Exercise requirements >>
(A) In the forum thread about finding every occurrence of a character in a C++ string, which line does one reply say should replace "characterLocations.push_back(sample[i]);"?
(B) Echo a section of the forum thread, starting at the words "Finding all occurrences" and stopping after the words "a sample string.".

Excerpted passage >>
Finding all occurrences of a character in a string - c++

I have comma delimited strings I need to pull values from. The problem is these strings will never be a fixed size. So I decided to iterate through the groups of commas and read what is in between. In order to do that I made a function that returns every occurrence's position in a sample string.
Is this a smart way to do it? Is this considered bad code?
#include <string>
#include <iostream>
#include <vector>
#include <Windows.h>
using namespace std;
vector<int> findLocation(string sample, char findIt);
int main()
{
string test = "19,,112456.0,a,34656";
char findIt = ',';
vector<int> results = findLocation(test,findIt);
return 0;
}
vector<int> findLocation(string sample, char findIt)
{
vector<int> characterLocations;
for(int i =0; i < sample.size(); i++)
if(sample[i] == findIt)
characterLocations.push_back(sample[i]);
return characterLocations;
}

vector<int> findLocation(string sample, char findIt)
{
vector<int> characterLocations;
for(int i =0; i < sample.size(); i++)
if(sample[i] == findIt)
characterLocations.push_back(sample[i]);
return characterLocations;
}
As currently written, this will simply return a vector containing the int representations of the characters themselves, not their positions, which is what you really want, if I read your question correctly.
Replace this line:
characterLocations.push_back(sample[i]);
with this line:
characterLocations.push_back(i);
And that should give you the vector you want.

If I were reviewing this, I would see this and assume that what you're really trying to do is tokenize a string, and there's already good ways to do that.
Best way I've seen to do this is with boost::tokenizer. It lets you specify how the string is delimited and then gives you a nice iterator interface to iterate through each value.
using namespace boost;
string sample = "Hello,My,Name,Is,Doug";
escaped_list_seperator<char> sep("" /*escape char*/, ","/*seperator*/, "" /*quotes*/)
tokenizer<escaped_list_seperator<char> > myTokens(sample, sep)
//iterate through the contents
for (tokenizer<escaped_list_seperator<char>>::iterator iter = myTokens.begin();
iter != myTokens.end();
++iter)
{
std::cout << *iter << std::endl;
}
Output:
Hello
My
Name
Is
Doug
Edit If you don't want a dependency on boost, you can also use getline with an istringstream as in this answer. To copy somewhat from that answer:
std::string str = "Hello,My,Name,Is,Doug";
std::istringstream stream(str);
std::string tok1;
while (stream)
{
std::getline(stream, tok1, ',');
std::cout << tok1 << std::endl;
}
Output:
Hello
My
Name
Is
Doug
This may not be directly what you're asking but I think it gets at your overall problem you're trying to solve.

Looks good to me too, one comment is with the naming of your variables and types. You call the vector you are going to return characterLocations which is of type int when really you are pushing back the character itself (which is type char) not its location. I am not sure what the greater application is for, but I think it would make more sense to pass back the locations. Or do a more cookie cutter string tokenize.

Well if your purpose is to find the indices of occurrences the following code will be more efficient as in c++ giving objects as parameters causes the objects to be copied which is insecure and also less efficient. Especially returning a vector is the worst possible practice in this case that's why giving it as a argument reference will be much better.
#include <string>
#include <iostream>
#include <vector>
#include <Windows.h>
using namespace std;
vector<int> findLocation(string sample, char findIt);
int main()

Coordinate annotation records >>
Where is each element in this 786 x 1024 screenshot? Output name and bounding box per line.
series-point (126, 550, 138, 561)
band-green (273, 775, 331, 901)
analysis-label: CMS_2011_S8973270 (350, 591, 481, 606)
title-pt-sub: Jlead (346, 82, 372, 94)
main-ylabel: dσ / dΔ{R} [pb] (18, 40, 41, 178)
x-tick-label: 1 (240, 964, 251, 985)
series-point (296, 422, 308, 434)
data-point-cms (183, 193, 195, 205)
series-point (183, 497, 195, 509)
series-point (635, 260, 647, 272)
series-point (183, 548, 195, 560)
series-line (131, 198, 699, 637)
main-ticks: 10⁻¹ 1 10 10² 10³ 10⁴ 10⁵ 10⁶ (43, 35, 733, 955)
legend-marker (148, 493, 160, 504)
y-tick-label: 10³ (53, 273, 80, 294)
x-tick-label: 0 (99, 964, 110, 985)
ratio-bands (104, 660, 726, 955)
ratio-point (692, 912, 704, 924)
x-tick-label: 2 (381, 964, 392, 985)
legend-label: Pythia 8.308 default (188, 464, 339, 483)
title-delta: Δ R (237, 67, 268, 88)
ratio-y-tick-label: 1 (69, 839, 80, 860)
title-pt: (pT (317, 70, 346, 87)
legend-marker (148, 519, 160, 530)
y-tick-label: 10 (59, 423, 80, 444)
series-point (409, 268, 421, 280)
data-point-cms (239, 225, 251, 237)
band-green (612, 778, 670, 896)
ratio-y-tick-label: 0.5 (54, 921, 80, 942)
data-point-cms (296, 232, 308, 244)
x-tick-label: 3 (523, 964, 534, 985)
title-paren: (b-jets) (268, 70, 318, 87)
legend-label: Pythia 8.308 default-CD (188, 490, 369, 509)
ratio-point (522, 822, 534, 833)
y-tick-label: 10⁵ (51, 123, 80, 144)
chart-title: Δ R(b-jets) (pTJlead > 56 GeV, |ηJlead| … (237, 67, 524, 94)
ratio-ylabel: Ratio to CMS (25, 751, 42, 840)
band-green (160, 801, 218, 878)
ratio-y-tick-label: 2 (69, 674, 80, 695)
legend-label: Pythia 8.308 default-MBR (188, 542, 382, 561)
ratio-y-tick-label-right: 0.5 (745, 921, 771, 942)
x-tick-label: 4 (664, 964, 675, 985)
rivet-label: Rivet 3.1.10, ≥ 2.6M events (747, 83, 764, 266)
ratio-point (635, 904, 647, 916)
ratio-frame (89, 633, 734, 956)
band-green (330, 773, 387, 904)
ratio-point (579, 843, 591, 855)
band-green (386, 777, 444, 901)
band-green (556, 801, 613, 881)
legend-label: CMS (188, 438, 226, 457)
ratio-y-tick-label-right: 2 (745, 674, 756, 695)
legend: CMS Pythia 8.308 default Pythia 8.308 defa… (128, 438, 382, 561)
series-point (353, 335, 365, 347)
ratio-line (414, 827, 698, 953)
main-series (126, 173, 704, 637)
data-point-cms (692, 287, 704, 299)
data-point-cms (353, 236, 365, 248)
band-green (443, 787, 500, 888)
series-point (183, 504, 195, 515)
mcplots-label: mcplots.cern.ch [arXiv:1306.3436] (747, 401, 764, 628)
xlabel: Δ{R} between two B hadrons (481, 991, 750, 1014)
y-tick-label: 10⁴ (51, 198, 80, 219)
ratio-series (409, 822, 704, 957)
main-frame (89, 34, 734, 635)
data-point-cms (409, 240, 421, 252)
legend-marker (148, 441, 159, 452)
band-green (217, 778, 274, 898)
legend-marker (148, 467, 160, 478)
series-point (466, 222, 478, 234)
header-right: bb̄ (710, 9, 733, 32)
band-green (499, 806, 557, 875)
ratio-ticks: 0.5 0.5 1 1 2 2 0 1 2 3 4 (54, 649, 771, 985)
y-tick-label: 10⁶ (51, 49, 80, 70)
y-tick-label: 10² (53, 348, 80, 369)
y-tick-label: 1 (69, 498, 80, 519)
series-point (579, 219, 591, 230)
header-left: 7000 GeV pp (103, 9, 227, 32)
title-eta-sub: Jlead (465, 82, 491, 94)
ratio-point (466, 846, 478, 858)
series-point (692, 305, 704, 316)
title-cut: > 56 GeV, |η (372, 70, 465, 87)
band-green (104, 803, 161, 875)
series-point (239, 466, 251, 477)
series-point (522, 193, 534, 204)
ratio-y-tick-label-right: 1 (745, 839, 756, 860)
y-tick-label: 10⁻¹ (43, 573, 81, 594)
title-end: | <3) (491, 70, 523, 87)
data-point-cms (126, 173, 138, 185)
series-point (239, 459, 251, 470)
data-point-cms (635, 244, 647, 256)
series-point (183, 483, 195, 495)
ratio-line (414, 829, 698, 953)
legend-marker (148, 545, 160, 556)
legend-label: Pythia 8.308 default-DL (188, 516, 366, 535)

Task responses >>
(A) characterLocations.push_back(i);

(B)
Finding all occurrences of a character in a string - c++

I have comma delimited strings I need to pull values from. The problem is these strings will never be a fixed size. So I decided to iterate through the groups of commas and read what is in between. In order to do that I made a function that returns every occurrence's position in a sample string.